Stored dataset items
^^^^^^^^

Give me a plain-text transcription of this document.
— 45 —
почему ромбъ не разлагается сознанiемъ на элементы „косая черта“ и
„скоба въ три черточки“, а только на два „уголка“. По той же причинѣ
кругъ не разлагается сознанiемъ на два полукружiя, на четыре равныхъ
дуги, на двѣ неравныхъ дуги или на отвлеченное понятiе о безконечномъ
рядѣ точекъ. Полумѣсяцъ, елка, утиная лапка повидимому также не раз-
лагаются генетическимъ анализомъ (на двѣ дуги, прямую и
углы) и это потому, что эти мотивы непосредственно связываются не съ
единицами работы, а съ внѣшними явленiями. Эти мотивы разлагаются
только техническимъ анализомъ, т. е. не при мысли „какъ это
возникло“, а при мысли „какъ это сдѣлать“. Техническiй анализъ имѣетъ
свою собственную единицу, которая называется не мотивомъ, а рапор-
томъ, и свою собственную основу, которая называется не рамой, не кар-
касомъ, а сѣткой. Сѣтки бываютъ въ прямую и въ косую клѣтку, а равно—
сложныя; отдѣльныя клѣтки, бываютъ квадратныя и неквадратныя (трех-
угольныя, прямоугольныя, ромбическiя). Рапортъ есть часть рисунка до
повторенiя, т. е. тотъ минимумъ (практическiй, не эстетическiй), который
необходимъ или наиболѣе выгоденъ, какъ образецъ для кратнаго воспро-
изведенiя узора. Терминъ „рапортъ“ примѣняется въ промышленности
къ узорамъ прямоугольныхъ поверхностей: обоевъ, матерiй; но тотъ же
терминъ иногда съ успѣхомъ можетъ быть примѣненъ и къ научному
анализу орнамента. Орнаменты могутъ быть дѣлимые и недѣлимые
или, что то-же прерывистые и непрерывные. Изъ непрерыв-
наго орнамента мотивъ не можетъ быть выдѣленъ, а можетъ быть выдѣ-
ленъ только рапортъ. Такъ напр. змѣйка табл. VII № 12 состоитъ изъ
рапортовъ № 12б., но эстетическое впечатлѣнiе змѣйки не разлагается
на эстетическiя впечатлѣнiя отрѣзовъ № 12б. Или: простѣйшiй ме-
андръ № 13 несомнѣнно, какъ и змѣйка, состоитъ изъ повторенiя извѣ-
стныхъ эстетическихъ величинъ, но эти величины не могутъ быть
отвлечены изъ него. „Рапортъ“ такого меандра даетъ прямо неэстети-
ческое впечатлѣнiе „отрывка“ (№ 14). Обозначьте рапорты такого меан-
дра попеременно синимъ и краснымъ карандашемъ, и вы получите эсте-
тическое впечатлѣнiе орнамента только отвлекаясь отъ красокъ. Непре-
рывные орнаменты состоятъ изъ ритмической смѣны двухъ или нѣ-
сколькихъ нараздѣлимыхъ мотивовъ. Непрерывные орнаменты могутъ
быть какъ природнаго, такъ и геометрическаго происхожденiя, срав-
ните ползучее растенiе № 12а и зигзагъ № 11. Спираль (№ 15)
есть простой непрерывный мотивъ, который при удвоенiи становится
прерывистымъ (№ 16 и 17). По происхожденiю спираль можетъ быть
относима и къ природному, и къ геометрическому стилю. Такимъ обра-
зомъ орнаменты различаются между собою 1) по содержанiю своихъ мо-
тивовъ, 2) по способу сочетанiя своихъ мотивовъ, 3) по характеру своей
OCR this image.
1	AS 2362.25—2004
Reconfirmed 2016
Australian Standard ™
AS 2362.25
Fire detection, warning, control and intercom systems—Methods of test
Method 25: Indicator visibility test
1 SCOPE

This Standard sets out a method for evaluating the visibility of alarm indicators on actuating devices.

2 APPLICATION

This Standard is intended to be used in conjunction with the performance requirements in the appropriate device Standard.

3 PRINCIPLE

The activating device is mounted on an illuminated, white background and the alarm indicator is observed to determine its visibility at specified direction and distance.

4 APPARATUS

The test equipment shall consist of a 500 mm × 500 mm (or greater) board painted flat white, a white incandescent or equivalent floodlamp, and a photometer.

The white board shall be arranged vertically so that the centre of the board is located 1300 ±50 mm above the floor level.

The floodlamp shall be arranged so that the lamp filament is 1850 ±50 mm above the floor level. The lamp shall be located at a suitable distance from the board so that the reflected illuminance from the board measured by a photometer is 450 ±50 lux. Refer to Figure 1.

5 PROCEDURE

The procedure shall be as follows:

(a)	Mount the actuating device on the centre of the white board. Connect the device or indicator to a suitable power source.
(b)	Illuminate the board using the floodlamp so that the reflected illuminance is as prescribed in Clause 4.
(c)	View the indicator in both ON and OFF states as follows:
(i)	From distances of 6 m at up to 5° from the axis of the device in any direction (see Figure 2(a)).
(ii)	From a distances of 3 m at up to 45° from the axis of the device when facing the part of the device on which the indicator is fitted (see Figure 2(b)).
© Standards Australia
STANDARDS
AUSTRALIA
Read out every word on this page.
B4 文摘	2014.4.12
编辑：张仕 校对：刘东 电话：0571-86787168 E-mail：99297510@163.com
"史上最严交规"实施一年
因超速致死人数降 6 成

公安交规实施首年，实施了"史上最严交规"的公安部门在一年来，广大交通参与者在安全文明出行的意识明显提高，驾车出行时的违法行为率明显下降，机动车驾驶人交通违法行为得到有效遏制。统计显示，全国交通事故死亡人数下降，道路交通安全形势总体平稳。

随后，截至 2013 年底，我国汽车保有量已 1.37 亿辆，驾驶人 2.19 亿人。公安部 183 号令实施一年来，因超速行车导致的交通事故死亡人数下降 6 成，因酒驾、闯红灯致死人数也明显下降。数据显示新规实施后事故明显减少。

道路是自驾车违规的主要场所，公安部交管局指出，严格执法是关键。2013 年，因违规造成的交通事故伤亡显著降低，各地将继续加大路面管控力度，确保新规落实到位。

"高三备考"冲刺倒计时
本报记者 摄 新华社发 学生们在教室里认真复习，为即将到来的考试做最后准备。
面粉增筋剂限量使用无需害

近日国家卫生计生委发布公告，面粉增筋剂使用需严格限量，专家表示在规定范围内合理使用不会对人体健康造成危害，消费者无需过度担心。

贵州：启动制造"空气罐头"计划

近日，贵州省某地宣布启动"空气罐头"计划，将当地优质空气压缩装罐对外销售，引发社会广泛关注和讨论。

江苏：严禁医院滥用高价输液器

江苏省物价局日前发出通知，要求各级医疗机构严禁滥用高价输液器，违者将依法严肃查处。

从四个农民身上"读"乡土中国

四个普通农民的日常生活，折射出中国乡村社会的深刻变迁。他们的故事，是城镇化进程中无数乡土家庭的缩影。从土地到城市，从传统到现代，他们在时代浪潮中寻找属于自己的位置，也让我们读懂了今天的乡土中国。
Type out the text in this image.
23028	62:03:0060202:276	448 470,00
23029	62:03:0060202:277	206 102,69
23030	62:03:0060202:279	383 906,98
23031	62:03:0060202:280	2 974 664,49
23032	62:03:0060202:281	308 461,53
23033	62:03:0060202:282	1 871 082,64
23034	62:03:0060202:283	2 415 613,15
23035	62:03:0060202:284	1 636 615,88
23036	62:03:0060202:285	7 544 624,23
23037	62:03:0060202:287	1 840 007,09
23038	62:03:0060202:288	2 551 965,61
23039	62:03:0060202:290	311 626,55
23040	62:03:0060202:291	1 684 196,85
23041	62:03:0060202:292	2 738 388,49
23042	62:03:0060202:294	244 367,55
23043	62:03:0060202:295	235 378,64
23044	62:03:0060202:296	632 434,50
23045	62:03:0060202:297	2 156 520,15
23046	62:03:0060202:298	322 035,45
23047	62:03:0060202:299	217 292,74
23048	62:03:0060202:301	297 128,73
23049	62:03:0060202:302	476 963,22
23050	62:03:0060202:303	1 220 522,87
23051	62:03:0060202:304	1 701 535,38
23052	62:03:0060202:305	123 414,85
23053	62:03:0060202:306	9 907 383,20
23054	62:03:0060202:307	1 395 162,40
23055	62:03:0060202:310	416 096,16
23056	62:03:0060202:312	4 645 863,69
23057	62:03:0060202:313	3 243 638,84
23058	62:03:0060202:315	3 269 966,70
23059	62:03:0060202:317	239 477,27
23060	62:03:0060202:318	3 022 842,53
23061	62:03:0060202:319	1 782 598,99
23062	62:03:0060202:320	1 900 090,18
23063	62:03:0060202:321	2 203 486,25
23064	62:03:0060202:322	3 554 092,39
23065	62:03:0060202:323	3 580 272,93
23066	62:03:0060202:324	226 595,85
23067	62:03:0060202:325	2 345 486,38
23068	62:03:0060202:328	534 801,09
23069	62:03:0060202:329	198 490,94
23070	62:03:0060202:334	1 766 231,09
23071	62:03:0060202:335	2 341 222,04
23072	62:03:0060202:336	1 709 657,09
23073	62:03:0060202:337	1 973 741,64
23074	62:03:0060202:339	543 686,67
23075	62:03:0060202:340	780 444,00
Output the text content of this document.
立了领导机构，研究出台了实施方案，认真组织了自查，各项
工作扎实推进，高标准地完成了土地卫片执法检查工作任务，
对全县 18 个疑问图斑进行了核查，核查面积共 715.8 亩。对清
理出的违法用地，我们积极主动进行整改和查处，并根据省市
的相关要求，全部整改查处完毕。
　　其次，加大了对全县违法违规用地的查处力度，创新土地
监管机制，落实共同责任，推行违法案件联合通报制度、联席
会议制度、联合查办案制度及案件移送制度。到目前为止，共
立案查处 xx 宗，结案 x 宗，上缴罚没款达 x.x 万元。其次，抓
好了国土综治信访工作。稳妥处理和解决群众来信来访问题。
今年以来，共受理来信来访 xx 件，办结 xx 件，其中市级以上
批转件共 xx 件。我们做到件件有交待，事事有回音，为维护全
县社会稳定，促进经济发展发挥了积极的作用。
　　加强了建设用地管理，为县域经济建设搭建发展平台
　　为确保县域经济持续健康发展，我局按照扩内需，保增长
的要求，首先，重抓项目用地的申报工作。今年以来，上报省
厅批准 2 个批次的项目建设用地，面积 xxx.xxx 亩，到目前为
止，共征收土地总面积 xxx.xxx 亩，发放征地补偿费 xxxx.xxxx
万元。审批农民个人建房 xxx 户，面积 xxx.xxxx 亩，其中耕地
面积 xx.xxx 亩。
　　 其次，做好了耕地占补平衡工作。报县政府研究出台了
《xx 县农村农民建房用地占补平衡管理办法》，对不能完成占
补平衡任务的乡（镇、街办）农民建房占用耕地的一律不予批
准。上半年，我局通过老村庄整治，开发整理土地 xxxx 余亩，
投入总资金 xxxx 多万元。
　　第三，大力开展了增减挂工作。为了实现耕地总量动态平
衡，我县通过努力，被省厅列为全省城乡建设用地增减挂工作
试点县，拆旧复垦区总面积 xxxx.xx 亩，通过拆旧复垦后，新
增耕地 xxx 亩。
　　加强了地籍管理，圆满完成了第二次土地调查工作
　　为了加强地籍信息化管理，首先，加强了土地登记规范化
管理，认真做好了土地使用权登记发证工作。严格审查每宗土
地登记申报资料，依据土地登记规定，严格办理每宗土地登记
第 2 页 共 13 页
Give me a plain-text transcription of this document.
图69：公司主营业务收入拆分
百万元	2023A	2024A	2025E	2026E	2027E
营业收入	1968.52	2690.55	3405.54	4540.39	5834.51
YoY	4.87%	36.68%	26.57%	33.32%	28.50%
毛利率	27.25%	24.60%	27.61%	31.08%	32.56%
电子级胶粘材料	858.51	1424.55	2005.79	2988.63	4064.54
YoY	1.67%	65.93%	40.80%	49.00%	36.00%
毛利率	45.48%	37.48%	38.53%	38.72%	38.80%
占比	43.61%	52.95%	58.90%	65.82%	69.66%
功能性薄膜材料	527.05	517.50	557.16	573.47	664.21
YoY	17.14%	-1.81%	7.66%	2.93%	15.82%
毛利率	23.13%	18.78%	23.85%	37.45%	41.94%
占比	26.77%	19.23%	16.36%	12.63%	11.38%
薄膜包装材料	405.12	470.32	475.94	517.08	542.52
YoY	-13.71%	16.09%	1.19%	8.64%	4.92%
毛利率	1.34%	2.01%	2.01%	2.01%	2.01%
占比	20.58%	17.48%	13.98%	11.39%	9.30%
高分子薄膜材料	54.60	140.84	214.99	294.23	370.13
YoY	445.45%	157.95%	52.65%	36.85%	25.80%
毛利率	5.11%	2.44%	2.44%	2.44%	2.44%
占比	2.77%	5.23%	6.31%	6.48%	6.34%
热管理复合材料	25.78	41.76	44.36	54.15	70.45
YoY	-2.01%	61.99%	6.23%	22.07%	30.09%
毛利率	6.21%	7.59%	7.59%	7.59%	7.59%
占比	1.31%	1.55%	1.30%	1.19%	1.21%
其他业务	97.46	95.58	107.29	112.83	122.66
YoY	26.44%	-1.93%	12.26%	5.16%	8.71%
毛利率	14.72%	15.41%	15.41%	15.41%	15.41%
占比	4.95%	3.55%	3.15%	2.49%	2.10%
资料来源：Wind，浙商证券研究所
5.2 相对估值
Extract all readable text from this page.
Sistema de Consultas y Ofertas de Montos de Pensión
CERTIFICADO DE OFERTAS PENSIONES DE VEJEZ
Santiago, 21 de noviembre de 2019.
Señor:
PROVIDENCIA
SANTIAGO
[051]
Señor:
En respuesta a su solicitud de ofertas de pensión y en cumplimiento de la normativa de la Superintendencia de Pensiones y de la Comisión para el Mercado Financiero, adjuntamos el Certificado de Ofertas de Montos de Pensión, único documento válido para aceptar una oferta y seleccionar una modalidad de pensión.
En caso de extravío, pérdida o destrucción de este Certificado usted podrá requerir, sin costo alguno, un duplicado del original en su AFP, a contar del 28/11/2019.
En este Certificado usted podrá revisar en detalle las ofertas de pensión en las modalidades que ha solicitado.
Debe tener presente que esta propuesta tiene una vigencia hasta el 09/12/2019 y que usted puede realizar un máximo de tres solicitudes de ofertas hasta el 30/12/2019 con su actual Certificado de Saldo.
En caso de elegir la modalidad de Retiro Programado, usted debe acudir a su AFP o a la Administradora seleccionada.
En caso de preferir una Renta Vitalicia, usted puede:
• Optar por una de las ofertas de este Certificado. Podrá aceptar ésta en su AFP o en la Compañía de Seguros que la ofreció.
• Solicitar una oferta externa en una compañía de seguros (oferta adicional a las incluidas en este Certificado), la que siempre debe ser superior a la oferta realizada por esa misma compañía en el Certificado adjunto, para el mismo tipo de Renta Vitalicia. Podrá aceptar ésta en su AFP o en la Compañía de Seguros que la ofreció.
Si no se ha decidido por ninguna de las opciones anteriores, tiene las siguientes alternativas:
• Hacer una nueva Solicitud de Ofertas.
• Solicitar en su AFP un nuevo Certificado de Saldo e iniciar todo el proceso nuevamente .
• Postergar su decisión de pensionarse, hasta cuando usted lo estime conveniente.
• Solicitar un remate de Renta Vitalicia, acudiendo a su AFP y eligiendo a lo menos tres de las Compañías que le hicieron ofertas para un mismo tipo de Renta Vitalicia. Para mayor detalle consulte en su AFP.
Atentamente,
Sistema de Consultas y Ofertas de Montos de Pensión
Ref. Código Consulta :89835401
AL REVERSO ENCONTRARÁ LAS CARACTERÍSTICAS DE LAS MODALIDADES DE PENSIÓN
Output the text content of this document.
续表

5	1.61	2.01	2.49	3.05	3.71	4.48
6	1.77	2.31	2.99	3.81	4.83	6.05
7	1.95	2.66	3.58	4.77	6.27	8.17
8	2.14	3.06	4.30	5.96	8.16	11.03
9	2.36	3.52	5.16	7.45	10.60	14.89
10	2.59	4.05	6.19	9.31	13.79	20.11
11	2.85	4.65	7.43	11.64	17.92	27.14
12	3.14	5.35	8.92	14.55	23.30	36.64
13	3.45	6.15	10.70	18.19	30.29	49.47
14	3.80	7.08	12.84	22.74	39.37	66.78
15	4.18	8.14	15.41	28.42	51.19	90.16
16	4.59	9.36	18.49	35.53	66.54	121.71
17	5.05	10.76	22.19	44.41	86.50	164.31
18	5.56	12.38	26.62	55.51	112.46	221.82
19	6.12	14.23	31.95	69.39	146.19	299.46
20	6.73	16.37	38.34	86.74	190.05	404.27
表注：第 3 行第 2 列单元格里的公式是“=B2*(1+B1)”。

^^^^^^^^

§ Exercise requirements
Extract every line above containing the word "могутъ".

§ Correct result
анализу орнамента. Орнаменты могутъ быть дѣлимые и недѣлимые
стныхъ эстетическихъ величинъ, но эти величины не могутъ быть
сколькихъ нараздѣлимыхъ мотивовъ. Непрерывные орнаменты могутъ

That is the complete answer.